__Data records__:

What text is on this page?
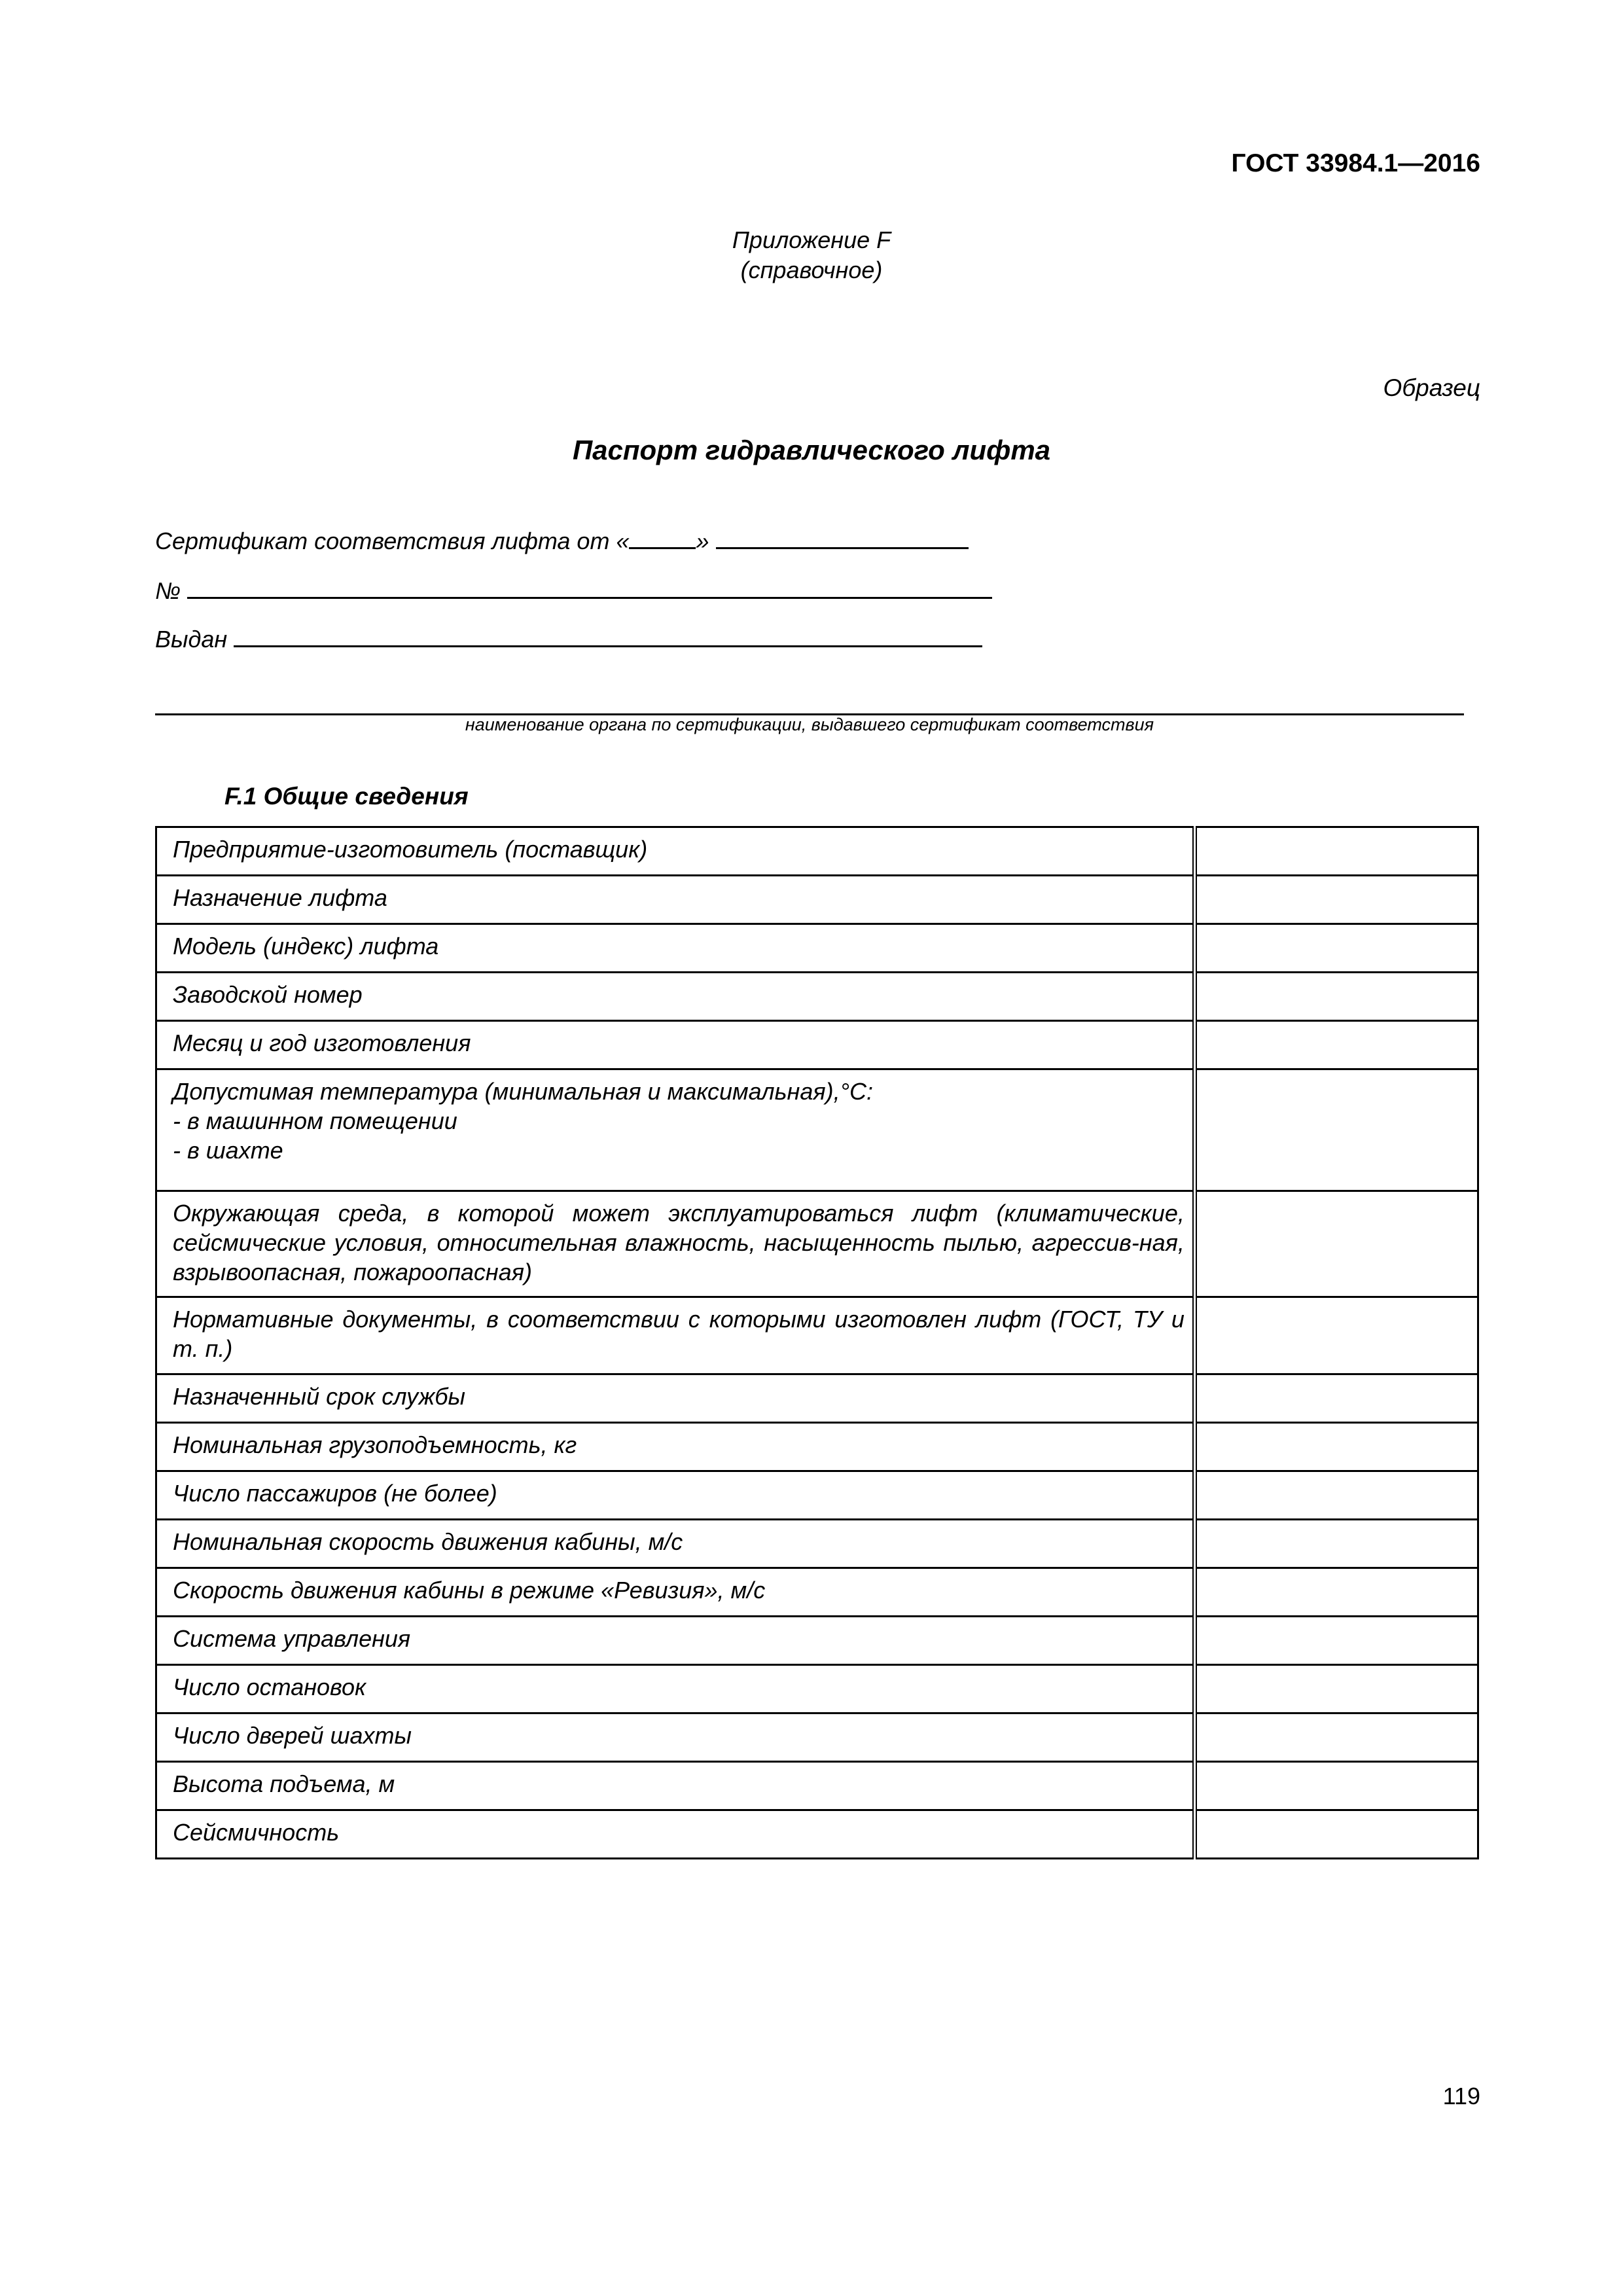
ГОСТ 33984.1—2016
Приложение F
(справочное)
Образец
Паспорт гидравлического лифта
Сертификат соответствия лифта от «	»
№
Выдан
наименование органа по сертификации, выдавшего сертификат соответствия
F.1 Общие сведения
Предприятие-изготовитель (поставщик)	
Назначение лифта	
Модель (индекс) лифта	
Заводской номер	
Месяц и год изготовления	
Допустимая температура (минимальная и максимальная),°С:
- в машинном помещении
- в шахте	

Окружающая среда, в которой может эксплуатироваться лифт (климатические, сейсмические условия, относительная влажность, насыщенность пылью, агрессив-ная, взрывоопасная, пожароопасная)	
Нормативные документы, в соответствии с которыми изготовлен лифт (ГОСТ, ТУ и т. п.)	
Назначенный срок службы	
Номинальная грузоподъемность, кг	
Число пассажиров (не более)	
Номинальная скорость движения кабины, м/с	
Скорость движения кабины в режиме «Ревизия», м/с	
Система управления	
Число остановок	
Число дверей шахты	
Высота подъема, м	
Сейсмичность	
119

...

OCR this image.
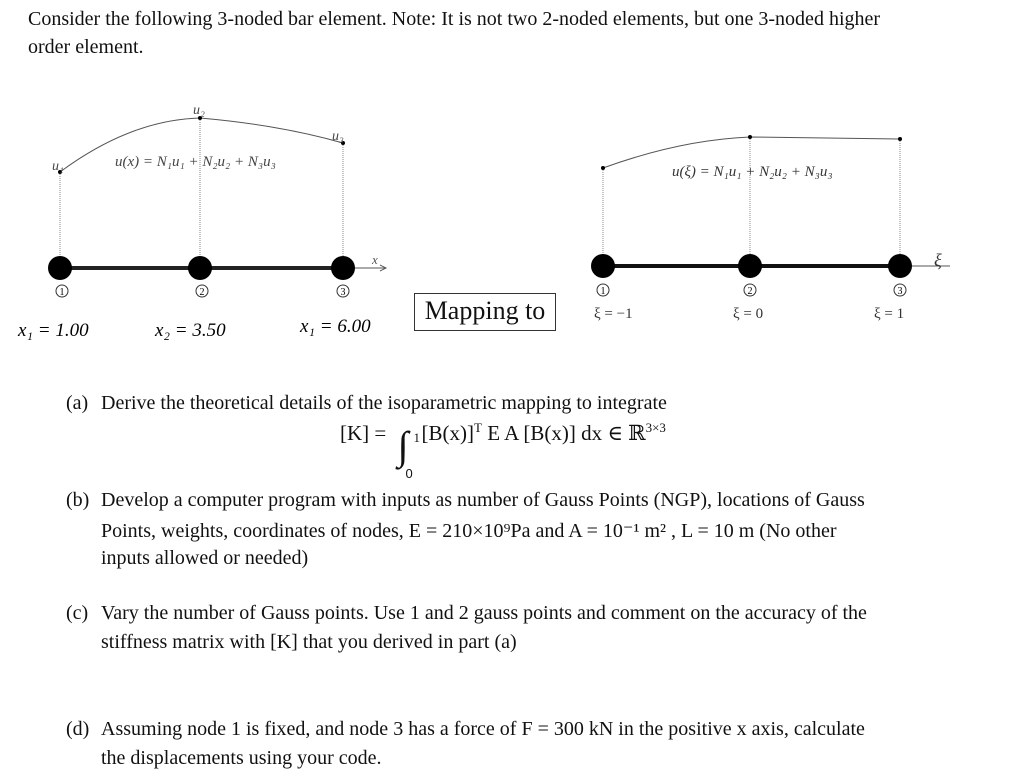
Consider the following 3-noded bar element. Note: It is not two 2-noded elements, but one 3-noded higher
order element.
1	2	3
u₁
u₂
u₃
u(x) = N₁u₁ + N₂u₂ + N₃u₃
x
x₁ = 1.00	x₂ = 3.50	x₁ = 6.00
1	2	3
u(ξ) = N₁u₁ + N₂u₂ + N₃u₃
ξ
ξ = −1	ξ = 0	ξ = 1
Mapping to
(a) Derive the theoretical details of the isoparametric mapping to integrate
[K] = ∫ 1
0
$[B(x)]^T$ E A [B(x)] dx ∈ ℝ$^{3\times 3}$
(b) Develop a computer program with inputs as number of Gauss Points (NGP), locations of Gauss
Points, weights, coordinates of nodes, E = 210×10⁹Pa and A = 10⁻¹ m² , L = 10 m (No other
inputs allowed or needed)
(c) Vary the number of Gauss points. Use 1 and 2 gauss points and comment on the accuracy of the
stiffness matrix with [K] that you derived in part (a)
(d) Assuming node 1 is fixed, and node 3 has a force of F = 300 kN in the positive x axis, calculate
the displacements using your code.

==

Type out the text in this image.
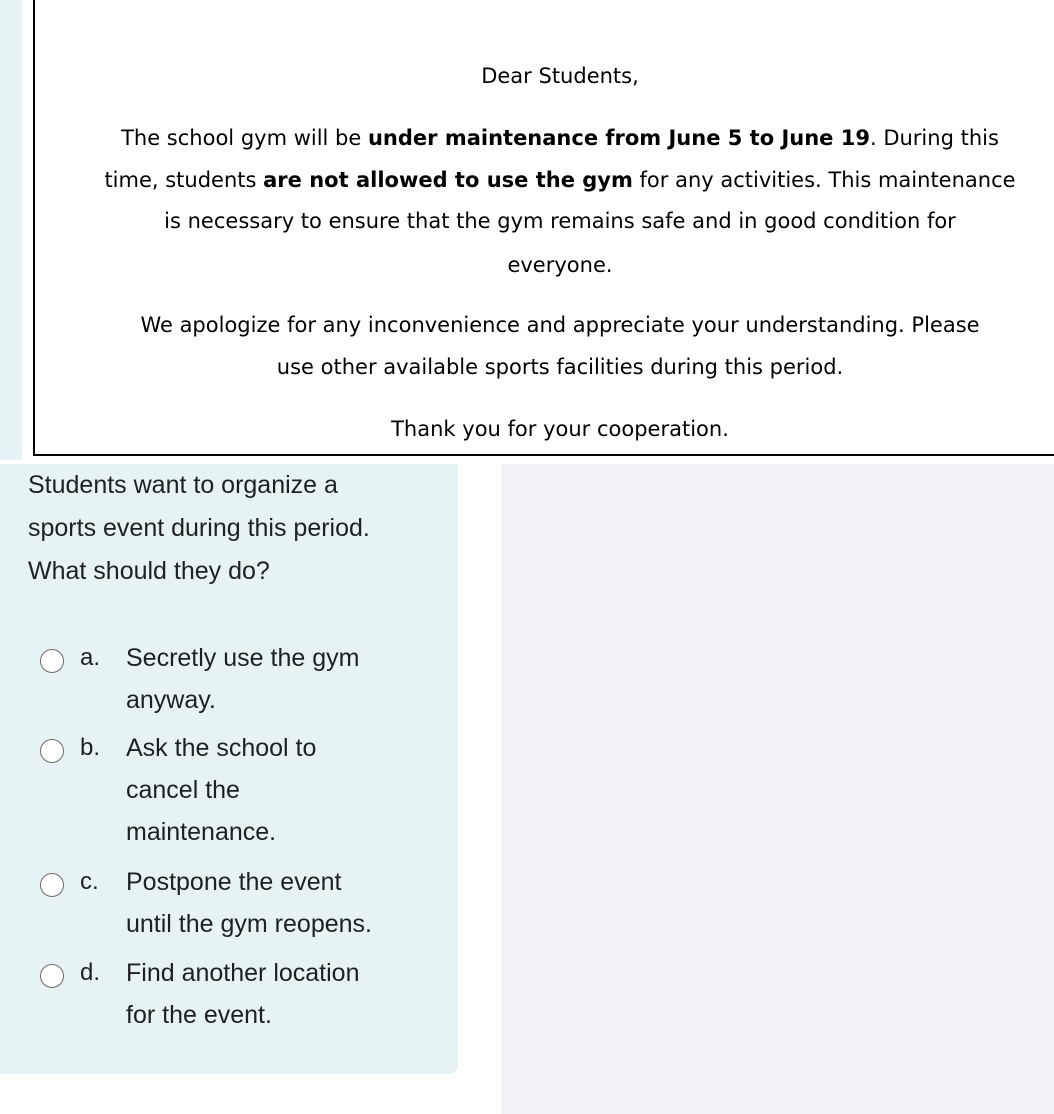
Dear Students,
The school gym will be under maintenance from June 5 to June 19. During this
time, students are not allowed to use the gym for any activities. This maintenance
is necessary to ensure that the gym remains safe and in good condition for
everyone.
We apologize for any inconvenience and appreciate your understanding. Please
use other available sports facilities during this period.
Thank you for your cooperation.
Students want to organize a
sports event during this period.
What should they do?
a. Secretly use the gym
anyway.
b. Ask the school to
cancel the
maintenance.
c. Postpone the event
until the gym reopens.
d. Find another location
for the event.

__Problem to solve__:
Gather from the data above every line with the string "event".

__Solution below__:
sports event during this period.
c. Postpone the event
for the event.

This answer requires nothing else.